**** Data
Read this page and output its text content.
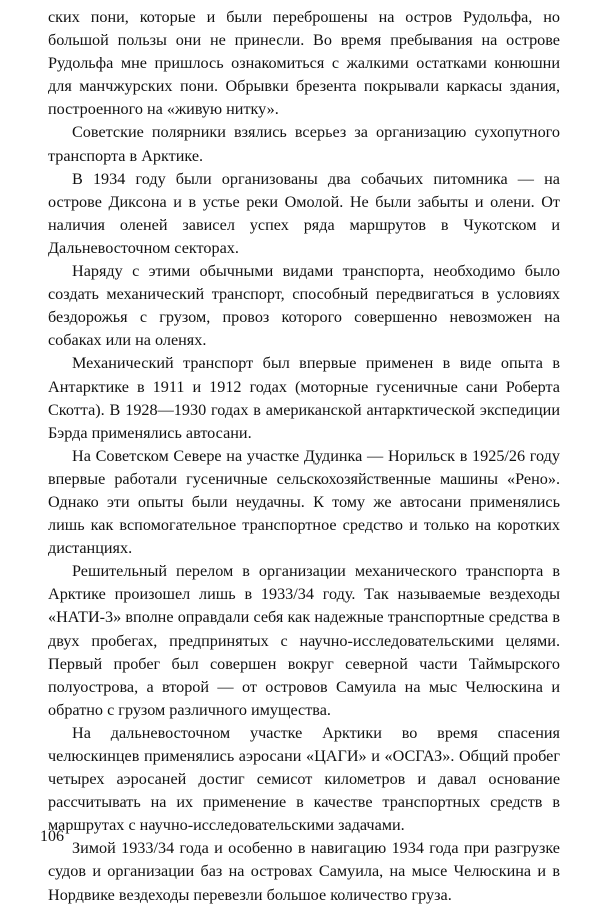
ских пони, которые и были переброшены на остров Рудольфа, но большой пользы они не принесли. Во время пребывания на острове Рудольфа мне пришлось ознакомиться с жалкими остатками конюшни для манчжурских пони. Обрывки брезента покрывали каркасы здания, построенного на «живую нитку».

Советские полярники взялись всерьез за организацию сухопутного транспорта в Арктике.

В 1934 году были организованы два собачьих питомника — на острове Диксона и в устье реки Омолой. Не были забыты и олени. От наличия оленей зависел успех ряда маршрутов в Чукотском и Дальневосточном секторах.

Наряду с этими обычными видами транспорта, необходимо было создать механический транспорт, способный передвигаться в условиях бездорожья с грузом, провоз которого совершенно невозможен на собаках или на оленях.

Механический транспорт был впервые применен в виде опыта в Антарктике в 1911 и 1912 годах (моторные гусеничные сани Роберта Скотта). В 1928—1930 годах в американской антарктической экспедиции Бэрда применялись автосани.

На Советском Севере на участке Дудинка — Норильск в 1925/26 году впервые работали гусеничные сельскохозяйственные машины «Рено». Однако эти опыты были неудачны. К тому же автосани применялись лишь как вспомогательное транспортное средство и только на коротких дистанциях.

Решительный перелом в организации механического транспорта в Арктике произошел лишь в 1933/34 году. Так называемые вездеходы «НАТИ-3» вполне оправдали себя как надежные транспортные средства в двух пробегах, предпринятых с научно-исследовательскими целями. Первый пробег был совершен вокруг северной части Таймырского полуострова, а второй — от островов Самуила на мыс Челюскина и обратно с грузом различного имущества.

На дальневосточном участке Арктики во время спасения челюскинцев применялись аэросани «ЦАГИ» и «ОСГАЗ». Общий пробег четырех аэросаней достиг семисот километров и давал основание рассчитывать на их применение в качестве транспортных средств в маршрутах с научно-исследовательскими задачами.

Зимой 1933/34 года и особенно в навигацию 1934 года при разгрузке судов и организации баз на островах Самуила, на мысе Челюскина и в Нордвике вездеходы перевезли большое количество груза.

106
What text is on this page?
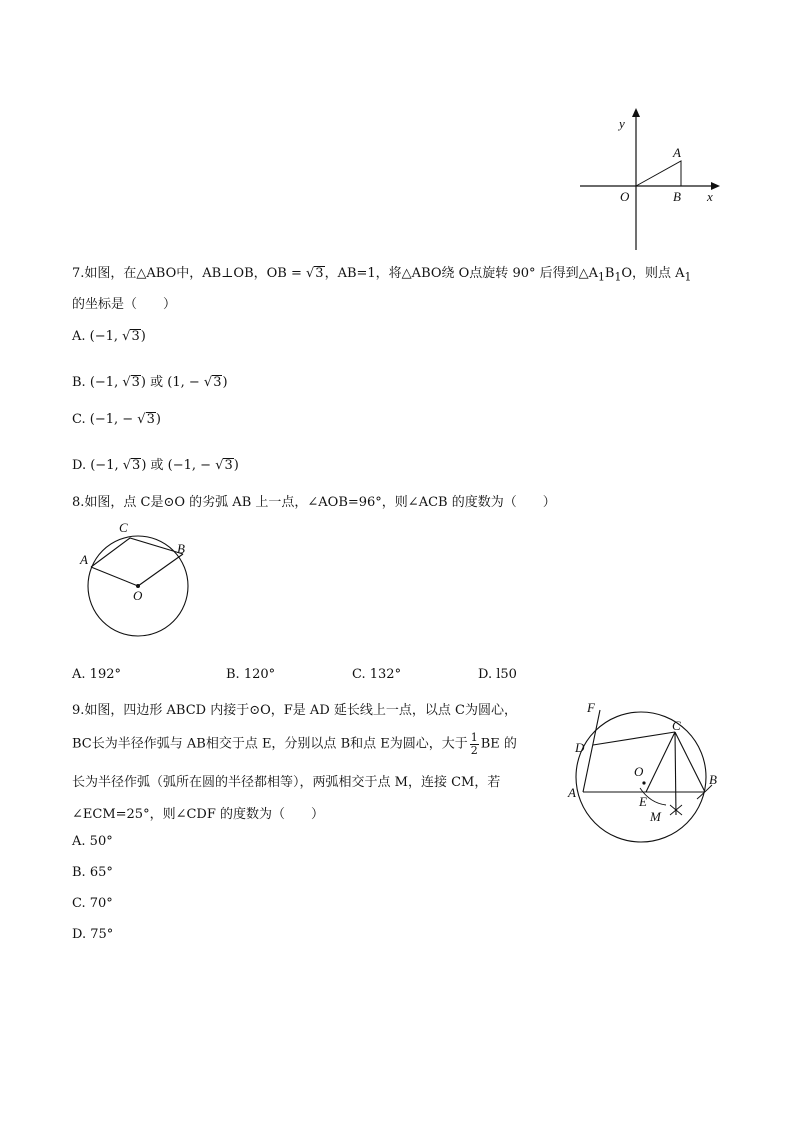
y
x
O
A
B
7.如图，在△ABO中，AB⊥OB，OB = √3，AB=1，将△ABO绕 O点旋转 90° 后得到$\triangle A_1B_1O$，则点 $A_1$
的坐标是（　　）
A. (−1, √3)
B. (−1, √3) 或 (1, − √3)
C. (−1, − √3)
D. (−1, √3) 或 (−1, − √3)
8.如图，点 C是⊙O 的劣弧 AB 上一点，∠AOB=96°，则∠ACB 的度数为（　　）
C
A
B
O
A. 192°	B. 120°	C. 132°	D. l50
9.如图，四边形 ABCD 内接于⊙O，F是 AD 延长线上一点，以点 C为圆心，
BC长为半径作弧与 AB相交于点 E，分别以点 B和点 E为圆心，大于 $\frac{1}{2}$ BE 的
长为半径作弧（弧所在圆的半径都相等），两弧相交于点 M，连接 CM，若
∠ECM=25°，则∠CDF 的度数为（　　）
A. 50°
B. 65°
C. 70°
D. 75°
F
C
D
O
A
E
B
M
********
Exercise details — Give the number of lines in the material above that have the word "page" in them, and nothing more.

Result below — 2